### Exercise requirements
Replace "candle-body" with "candlestick-body" in the listing lines from the line containing "519, 1493, 529]" to the line containing "644, 1493, 654]", and return only those lines, otherwise unchanged.

### Data provided
..............................
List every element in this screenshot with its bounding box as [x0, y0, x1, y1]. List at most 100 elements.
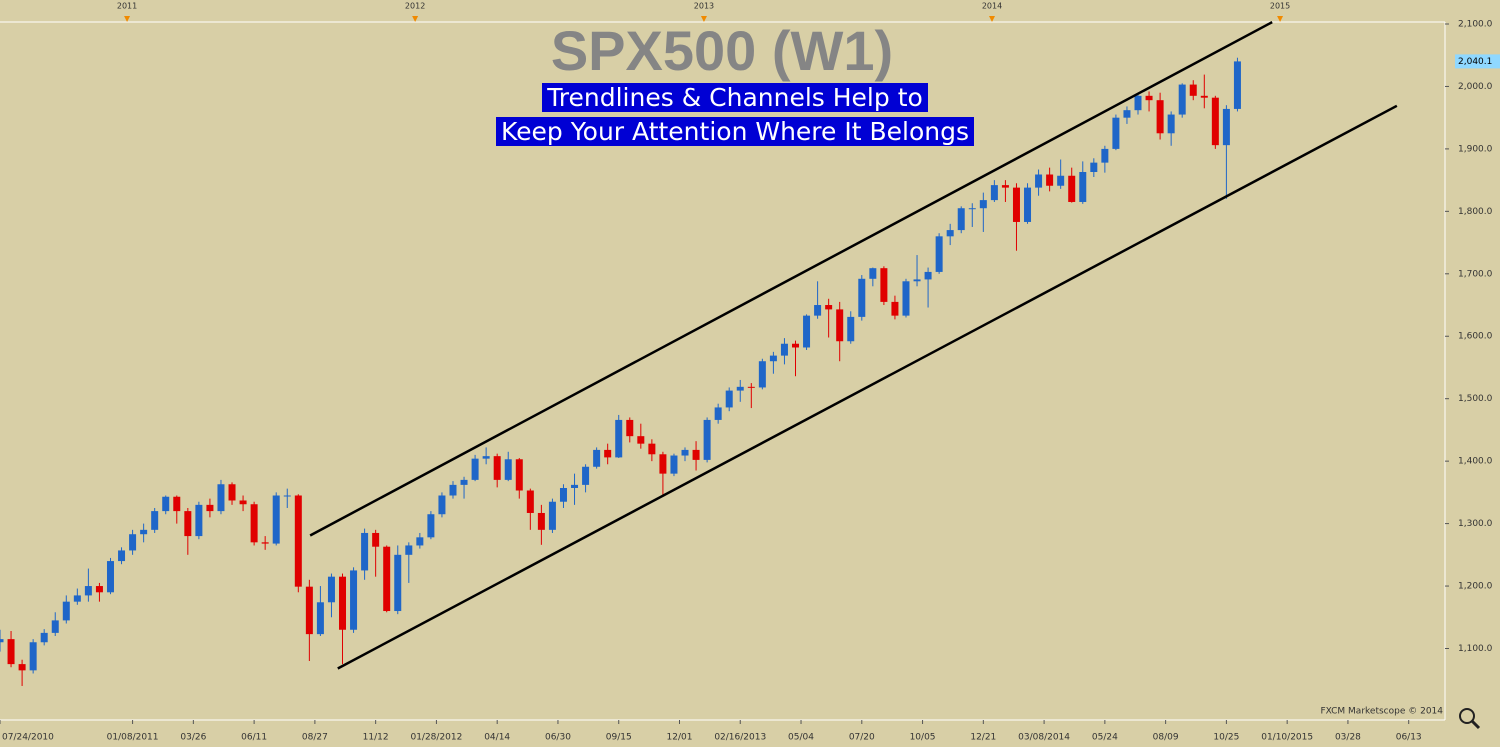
y-tick-label: 1,300.0	[1458, 519, 1493, 529]
candle-body	[1167, 114, 1175, 134]
candle-body	[294, 495, 302, 587]
candle-body	[703, 419, 711, 460]
candle-body	[604, 449, 612, 458]
candle-body	[1189, 84, 1197, 96]
x-tick-label: 12/01	[667, 733, 693, 743]
y-tick-label: 1,900.0	[1458, 144, 1493, 154]
trendline	[309, 21, 1273, 537]
candle-body	[95, 586, 103, 593]
candle-body	[725, 390, 733, 408]
candle-body	[1057, 175, 1065, 186]
candle-body	[659, 454, 667, 474]
candle-body	[559, 487, 567, 502]
year-label: 2015	[1270, 2, 1290, 11]
year-label: 2012	[405, 2, 425, 11]
x-tick-label: 12/21	[970, 733, 996, 743]
candle-body	[1211, 97, 1219, 146]
y-tick-label: 1,800.0	[1458, 207, 1493, 217]
subtitle-line: Trendlines & Channels Help to	[542, 83, 928, 112]
candle-body	[1134, 95, 1142, 111]
x-tick-label: 05/24	[1092, 733, 1118, 743]
candle-body	[195, 504, 203, 537]
candle-body	[935, 236, 943, 272]
candle-body	[791, 343, 799, 348]
y-tick-label: 2,100.0	[1458, 19, 1493, 29]
trendline	[337, 104, 1398, 670]
candle-body	[593, 449, 601, 467]
x-tick-label: 06/11	[241, 733, 267, 743]
y-tick-label: 1,100.0	[1458, 644, 1493, 654]
candle-body	[438, 495, 446, 515]
candle-body	[769, 355, 777, 362]
current-price-label: 2,040.1	[1458, 57, 1492, 67]
candle-body	[968, 208, 976, 210]
candle-body	[0, 639, 4, 643]
candle-body	[1101, 148, 1109, 163]
candle-body	[582, 466, 590, 485]
candle-body	[118, 550, 126, 562]
x-tick-label: 08/09	[1153, 733, 1179, 743]
candle-body	[836, 309, 844, 342]
candle-body	[482, 456, 490, 459]
x-tick-label: 06/30	[545, 733, 571, 743]
candle-body	[106, 561, 114, 593]
zoom-icon[interactable]	[1459, 708, 1481, 730]
x-tick-label: 11/12	[363, 733, 389, 743]
candle-body	[427, 514, 435, 538]
candle-body	[449, 484, 457, 496]
x-tick-label: 06/13	[1396, 733, 1422, 743]
candle-body	[1233, 61, 1241, 109]
candle-body	[460, 479, 468, 485]
candle-body	[261, 542, 269, 544]
candle-body	[990, 185, 998, 201]
candle-body	[913, 279, 921, 282]
candle-body	[902, 281, 910, 316]
x-tick-label: 03/28	[1335, 733, 1361, 743]
candle-body	[283, 495, 291, 497]
candle-body	[272, 495, 280, 544]
candle-body	[1112, 117, 1120, 149]
candle-body	[18, 664, 26, 671]
candle-body	[228, 484, 236, 501]
candle-body	[1145, 95, 1153, 101]
candle-body	[1090, 162, 1098, 173]
candle-body	[493, 456, 501, 480]
y-tick-label: 1,700.0	[1458, 269, 1493, 279]
candle-body	[316, 602, 324, 635]
candle-body	[471, 458, 479, 480]
candle-body	[515, 459, 523, 491]
candle-body	[339, 576, 347, 630]
candle-body	[571, 484, 579, 488]
candle-body	[780, 343, 788, 356]
candle-body	[1012, 187, 1020, 222]
y-tick-label: 2,000.0	[1458, 82, 1493, 92]
candle-body	[1222, 108, 1230, 146]
subtitle-box: Trendlines & Channels Help to Keep Your …	[0, 82, 1470, 150]
candle-body	[803, 315, 811, 348]
candle-body	[526, 490, 534, 513]
year-marker	[124, 16, 131, 22]
candle-body	[1035, 174, 1043, 188]
x-tick-label: 01/28/2012	[410, 733, 462, 743]
x-tick-label: 05/04	[788, 733, 814, 743]
year-marker	[412, 16, 419, 22]
candle-body	[327, 576, 335, 603]
x-tick-label: 07/24/2010	[2, 733, 54, 743]
candle-body	[537, 512, 545, 530]
candle-body	[946, 230, 954, 237]
candle-body	[1079, 172, 1087, 202]
current-price-box	[1455, 54, 1500, 69]
candle-body	[758, 361, 766, 388]
year-marker	[700, 16, 707, 22]
candle-body	[637, 436, 645, 444]
candle-body	[1046, 174, 1054, 186]
candle-body	[957, 208, 965, 231]
candle-body	[350, 570, 358, 630]
x-tick-label: 02/16/2013	[714, 733, 766, 743]
candle-body	[40, 632, 48, 643]
candle-body	[62, 601, 70, 621]
y-tick-label: 1,500.0	[1458, 394, 1493, 404]
candle-body	[1200, 95, 1208, 98]
candle-body	[681, 449, 689, 456]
..............................
### Solution for this exercise
y-tick-label: 1,300.0	[1458, 519, 1493, 529]
candlestick-body	[1167, 114, 1175, 134]
candlestick-body	[294, 495, 302, 587]
candlestick-body	[703, 419, 711, 460]
candlestick-body	[604, 449, 612, 458]
candlestick-body	[1189, 84, 1197, 96]
x-tick-label: 12/01	[667, 733, 693, 743]
y-tick-label: 1,900.0	[1458, 144, 1493, 154]
trendline	[309, 21, 1273, 537]
candlestick-body	[95, 586, 103, 593]
candlestick-body	[725, 390, 733, 408]
candlestick-body	[1057, 175, 1065, 186]
candlestick-body	[659, 454, 667, 474]
candlestick-body	[559, 487, 567, 502]
year-label: 2015	[1270, 2, 1290, 11]
year-label: 2012	[405, 2, 425, 11]
x-tick-label: 12/21	[970, 733, 996, 743]
candlestick-body	[1211, 97, 1219, 146]
y-tick-label: 1,800.0	[1458, 207, 1493, 217]
subtitle-line: Trendlines & Channels Help to	[542, 83, 928, 112]
candlestick-body	[1134, 95, 1142, 111]
x-tick-label: 05/24	[1092, 733, 1118, 743]
candlestick-body	[195, 504, 203, 537]
candlestick-body	[935, 236, 943, 272]
candlestick-body	[791, 343, 799, 348]
y-tick-label: 2,100.0	[1458, 19, 1493, 29]
trendline	[337, 104, 1398, 670]
candlestick-body	[593, 449, 601, 467]
x-tick-label: 06/11	[241, 733, 267, 743]
y-tick-label: 1,100.0	[1458, 644, 1493, 654]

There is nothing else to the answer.